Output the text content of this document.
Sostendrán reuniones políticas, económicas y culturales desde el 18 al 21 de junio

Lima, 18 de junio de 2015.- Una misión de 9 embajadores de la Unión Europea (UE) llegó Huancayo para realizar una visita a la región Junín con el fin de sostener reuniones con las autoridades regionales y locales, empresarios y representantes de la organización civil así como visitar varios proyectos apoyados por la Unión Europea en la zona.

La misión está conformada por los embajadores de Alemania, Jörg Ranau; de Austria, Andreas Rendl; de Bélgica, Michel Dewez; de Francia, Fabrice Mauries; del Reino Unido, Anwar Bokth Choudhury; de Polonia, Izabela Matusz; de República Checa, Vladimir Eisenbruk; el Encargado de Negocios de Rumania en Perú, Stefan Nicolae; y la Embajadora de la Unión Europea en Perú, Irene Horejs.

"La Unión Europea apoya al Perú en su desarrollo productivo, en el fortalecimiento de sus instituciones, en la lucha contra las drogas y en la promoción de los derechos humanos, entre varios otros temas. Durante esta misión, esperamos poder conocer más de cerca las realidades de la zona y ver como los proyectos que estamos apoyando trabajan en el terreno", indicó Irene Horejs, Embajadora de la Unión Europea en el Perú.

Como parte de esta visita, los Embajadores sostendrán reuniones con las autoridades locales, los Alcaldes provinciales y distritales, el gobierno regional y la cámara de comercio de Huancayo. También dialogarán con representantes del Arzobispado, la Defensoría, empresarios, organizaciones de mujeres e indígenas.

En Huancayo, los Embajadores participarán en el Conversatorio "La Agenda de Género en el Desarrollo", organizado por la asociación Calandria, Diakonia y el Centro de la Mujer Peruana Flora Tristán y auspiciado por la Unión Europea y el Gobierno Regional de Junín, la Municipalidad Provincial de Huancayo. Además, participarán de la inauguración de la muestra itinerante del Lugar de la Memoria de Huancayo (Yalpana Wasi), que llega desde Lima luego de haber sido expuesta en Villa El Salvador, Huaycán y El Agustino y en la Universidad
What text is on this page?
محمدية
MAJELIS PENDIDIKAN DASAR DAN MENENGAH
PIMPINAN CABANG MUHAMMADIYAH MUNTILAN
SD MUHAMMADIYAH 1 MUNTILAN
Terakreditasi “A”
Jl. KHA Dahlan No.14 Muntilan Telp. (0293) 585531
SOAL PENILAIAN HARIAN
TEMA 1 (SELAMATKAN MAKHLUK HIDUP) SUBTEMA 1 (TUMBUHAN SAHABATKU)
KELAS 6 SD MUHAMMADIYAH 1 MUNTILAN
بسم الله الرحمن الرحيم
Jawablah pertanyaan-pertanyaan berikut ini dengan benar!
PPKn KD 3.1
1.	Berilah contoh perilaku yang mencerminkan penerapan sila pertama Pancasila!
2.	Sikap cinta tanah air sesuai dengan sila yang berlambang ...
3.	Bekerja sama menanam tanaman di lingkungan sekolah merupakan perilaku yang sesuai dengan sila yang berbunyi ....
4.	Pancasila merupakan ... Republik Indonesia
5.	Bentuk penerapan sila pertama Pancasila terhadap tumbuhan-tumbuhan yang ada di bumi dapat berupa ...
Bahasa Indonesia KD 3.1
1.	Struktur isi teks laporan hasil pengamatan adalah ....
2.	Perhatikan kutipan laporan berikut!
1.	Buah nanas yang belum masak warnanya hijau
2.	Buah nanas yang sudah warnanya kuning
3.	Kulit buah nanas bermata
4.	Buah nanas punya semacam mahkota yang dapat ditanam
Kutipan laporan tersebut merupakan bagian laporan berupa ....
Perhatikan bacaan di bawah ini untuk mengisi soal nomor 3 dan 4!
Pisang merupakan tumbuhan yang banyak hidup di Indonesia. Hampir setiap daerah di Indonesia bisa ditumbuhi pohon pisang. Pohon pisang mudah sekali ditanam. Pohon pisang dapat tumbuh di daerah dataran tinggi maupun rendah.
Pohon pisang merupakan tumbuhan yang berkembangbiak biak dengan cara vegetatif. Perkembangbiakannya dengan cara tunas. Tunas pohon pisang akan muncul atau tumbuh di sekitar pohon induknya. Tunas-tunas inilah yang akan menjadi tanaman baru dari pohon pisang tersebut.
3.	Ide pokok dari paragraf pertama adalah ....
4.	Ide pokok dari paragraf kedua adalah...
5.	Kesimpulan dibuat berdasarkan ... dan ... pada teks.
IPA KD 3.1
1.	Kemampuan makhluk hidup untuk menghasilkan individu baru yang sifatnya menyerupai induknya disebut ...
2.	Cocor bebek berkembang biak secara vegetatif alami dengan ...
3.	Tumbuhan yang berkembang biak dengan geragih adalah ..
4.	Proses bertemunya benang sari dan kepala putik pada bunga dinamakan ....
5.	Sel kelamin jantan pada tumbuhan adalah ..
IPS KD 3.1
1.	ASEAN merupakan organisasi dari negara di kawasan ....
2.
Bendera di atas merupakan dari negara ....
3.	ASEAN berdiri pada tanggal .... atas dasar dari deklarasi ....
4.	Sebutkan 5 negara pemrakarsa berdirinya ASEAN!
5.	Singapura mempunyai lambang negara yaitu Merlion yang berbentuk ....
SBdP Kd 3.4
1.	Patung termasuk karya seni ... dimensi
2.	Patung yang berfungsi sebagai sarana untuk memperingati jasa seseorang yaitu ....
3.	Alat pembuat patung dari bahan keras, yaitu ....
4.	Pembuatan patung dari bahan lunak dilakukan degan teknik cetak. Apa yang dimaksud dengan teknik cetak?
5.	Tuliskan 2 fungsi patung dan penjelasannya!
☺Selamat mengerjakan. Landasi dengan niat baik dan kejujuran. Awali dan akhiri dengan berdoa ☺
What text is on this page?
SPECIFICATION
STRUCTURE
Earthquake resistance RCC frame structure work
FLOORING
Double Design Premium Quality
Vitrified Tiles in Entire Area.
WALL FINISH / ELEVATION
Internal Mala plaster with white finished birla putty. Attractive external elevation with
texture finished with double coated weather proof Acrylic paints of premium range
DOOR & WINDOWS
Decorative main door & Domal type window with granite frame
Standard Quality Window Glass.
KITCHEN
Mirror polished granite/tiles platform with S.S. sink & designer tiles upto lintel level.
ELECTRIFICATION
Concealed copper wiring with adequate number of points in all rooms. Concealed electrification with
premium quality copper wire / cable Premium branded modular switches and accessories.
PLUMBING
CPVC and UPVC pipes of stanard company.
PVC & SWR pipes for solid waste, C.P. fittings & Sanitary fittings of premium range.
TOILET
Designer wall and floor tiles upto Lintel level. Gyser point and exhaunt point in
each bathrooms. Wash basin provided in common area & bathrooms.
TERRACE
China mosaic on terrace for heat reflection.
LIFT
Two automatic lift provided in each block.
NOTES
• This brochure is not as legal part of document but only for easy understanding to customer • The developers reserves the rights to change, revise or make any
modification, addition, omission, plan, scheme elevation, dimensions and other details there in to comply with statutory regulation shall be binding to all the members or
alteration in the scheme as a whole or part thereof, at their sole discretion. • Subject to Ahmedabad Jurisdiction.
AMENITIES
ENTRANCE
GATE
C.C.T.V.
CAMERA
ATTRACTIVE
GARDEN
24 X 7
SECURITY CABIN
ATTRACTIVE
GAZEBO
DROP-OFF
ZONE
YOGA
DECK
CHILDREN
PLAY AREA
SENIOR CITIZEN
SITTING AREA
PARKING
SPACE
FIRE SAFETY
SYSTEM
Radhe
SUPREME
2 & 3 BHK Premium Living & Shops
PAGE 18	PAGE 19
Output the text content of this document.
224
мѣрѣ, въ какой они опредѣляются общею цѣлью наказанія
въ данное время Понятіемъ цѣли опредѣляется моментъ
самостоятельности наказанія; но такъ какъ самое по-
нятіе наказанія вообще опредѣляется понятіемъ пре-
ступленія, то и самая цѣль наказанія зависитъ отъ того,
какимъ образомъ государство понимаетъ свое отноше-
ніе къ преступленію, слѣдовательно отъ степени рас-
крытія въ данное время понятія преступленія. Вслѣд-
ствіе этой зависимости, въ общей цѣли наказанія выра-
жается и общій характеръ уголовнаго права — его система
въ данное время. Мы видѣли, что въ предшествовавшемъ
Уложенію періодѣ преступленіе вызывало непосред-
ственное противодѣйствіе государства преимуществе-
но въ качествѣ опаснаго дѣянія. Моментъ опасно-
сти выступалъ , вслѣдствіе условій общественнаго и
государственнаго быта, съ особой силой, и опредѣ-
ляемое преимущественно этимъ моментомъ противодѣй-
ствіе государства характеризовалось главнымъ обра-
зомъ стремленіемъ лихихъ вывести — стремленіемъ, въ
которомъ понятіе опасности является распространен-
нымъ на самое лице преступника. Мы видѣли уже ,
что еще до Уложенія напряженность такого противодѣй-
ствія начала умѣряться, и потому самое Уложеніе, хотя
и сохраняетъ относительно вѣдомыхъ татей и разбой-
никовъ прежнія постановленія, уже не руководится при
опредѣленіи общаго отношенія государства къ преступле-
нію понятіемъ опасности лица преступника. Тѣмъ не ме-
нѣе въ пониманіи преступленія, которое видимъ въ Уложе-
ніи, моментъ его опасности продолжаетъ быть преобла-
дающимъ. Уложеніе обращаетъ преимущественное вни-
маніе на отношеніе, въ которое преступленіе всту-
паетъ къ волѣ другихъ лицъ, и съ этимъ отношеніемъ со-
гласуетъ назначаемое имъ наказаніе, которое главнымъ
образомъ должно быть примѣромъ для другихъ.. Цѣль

________________________

_Set problem:_
Your answer should be a single number: the count of lines holding the word "которое".

_Finished task:_
3